▶ **The task**
Restate each of the lines given below, word for word.

•••

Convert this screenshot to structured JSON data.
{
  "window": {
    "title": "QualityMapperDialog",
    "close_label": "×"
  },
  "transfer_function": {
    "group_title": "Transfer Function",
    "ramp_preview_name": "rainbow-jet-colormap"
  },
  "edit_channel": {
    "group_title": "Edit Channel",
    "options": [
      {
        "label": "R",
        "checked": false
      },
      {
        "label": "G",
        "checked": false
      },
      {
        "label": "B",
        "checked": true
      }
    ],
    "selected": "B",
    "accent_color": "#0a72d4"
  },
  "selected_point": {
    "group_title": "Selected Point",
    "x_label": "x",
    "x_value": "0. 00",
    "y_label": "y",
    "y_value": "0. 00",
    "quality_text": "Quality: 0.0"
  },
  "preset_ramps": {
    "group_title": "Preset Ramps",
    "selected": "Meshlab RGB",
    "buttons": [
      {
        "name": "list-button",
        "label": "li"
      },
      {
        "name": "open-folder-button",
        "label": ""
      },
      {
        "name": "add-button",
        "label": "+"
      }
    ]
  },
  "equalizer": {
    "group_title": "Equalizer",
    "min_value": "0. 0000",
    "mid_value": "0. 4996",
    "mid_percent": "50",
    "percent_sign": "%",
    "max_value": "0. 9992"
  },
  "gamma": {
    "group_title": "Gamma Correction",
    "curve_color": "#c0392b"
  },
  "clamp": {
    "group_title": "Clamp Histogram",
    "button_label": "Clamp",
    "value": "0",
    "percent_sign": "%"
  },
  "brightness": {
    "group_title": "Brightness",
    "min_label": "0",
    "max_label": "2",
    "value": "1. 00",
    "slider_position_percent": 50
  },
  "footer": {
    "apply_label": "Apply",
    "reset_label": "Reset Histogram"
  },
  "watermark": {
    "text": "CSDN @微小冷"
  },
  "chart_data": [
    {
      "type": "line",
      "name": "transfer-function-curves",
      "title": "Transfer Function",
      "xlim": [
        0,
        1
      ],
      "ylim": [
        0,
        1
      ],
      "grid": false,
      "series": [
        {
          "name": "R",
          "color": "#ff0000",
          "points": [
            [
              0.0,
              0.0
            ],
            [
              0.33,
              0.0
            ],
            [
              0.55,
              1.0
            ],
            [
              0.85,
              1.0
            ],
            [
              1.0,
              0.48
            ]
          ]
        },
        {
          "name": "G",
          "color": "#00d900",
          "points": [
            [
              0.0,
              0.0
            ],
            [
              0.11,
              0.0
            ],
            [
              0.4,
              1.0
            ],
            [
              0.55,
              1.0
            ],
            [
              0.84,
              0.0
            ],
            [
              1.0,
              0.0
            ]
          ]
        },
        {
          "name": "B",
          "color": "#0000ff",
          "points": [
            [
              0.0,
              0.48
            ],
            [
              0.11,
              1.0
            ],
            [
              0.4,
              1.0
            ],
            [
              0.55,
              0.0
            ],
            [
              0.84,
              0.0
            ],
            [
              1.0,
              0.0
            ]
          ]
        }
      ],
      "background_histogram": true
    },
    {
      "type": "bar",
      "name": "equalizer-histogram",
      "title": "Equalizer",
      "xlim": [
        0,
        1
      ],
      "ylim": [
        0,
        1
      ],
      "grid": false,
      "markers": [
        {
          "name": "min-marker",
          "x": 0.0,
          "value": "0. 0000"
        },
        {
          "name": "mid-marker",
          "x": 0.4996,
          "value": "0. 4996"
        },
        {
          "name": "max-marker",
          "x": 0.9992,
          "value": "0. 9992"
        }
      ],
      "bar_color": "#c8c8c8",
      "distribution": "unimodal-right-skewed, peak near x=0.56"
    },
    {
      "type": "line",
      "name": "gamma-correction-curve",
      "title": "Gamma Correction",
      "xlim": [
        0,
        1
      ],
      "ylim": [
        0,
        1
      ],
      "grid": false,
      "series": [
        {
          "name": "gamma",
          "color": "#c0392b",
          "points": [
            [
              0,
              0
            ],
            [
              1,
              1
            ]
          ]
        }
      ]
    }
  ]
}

•••

▶ **In response**
Convert this screenshot to structured JSON data.
{
  "window": {
    "title": "QualityMapperDialog",
    "close_label": "×"
  },
  "transfer_function": {
    "group_title": "Transfer Function",
    "ramp_preview_name": "rainbow-jet-colormap"
  },
  "edit_channel": {
    "group_title": "Edit Channel",
    "options": [
      {
        "label": "R",
        "checked": false
      },
      {
        "label": "G",
        "checked": false
      },
      {
        "label": "B",
        "checked": true
      }
    ],
    "selected": "B",
    "accent_color": "#0a72d4"
  },
  "selected_point": {
    "group_title": "Selected Point",
    "x_label": "x",
    "x_value": "0. 00",
    "y_label": "y",
    "y_value": "0. 00",
    "quality_text": "Quality: 0.0"
  },
  "preset_ramps": {
    "group_title": "Preset Ramps",
    "selected": "Meshlab RGB",
    "buttons": [
      {
        "name": "list-button",
        "label": "li"
      },
      {
        "name": "open-folder-button",
        "label": ""
      },
      {
        "name": "add-button",
        "label": "+"
      }
    ]
  },
  "equalizer": {
    "group_title": "Equalizer",
    "min_value": "0. 0000",
    "mid_value": "0. 4996",
    "mid_percent": "50",
    "percent_sign": "%",
    "max_value": "0. 9992"
  },
  "gamma": {
    "group_title": "Gamma Correction",
    "curve_color": "#c0392b"
  },
  "clamp": {
    "group_title": "Clamp Histogram",
    "button_label": "Clamp",
    "value": "0",
    "percent_sign": "%"
  },
  "brightness": {
    "group_title": "Brightness",
    "min_label": "0",
    "max_label": "2",
    "value": "1. 00",
    "slider_position_percent": 50
  },
  "footer": {
    "apply_label": "Apply",
    "reset_label": "Reset Histogram"
  },
  "watermark": {
    "text": "CSDN @微小冷"
  },
  "chart_data": [
    {
      "type": "line",
      "name": "transfer-function-curves",
      "title": "Transfer Function",
      "xlim": [
        0,
        1
      ],
      "ylim": [
        0,
        1
      ],
      "grid": false,
      "series": [
        {
          "name": "R",
          "color": "#ff0000",
          "points": [
            [
              0.0,
              0.0
            ],
            [
              0.33,
              0.0
            ],
            [
              0.55,
              1.0
            ],
            [
              0.85,
              1.0
            ],
            [
              1.0,
              0.48
            ]
          ]
        },
        {
          "name": "G",
          "color": "#00d900",
          "points": [
            [
              0.0,
              0.0
            ],
            [
              0.11,
              0.0
            ],
            [
              0.4,
              1.0
            ],
            [
              0.55,
              1.0
            ],
            [
              0.84,
              0.0
            ],
            [
              1.0,
              0.0
            ]
          ]
        },
        {
          "name": "B",
          "color": "#0000ff",
          "points": [
            [
              0.0,
              0.48
            ],
            [
              0.11,
              1.0
            ],
            [
              0.4,
              1.0
            ],
            [
              0.55,
              0.0
            ],
            [
              0.84,
              0.0
            ],
            [
              1.0,
              0.0
            ]
          ]
        }
      ],
      "background_histogram": true
    },
    {
      "type": "bar",
      "name": "equalizer-histogram",
      "title": "Equalizer",
      "xlim": [
        0,
        1
      ],
      "ylim": [
        0,
        1
      ],
      "grid": false,
      "markers": [
        {
          "name": "min-marker",
          "x": 0.0,
          "value": "0. 0000"
        },
        {
          "name": "mid-marker",
          "x": 0.4996,
          "value": "0. 4996"
        },
        {
          "name": "max-marker",
          "x": 0.9992,
          "value": "0. 9992"
        }
      ],
      "bar_color": "#c8c8c8",
      "distribution": "unimodal-right-skewed, peak near x=0.56"
    },
    {
      "type": "line",
      "name": "gamma-correction-curve",
      "title": "Gamma Correction",
      "xlim": [
        0,
        1
      ],
      "ylim": [
        0,
        1
      ],
      "grid": false,
      "series": [
        {
          "name": "gamma",
          "color": "#c0392b",
          "points": [
            [
              0,
              0
            ],
            [
              1,
              1
            ]
          ]
        }
      ]
    }
  ]
}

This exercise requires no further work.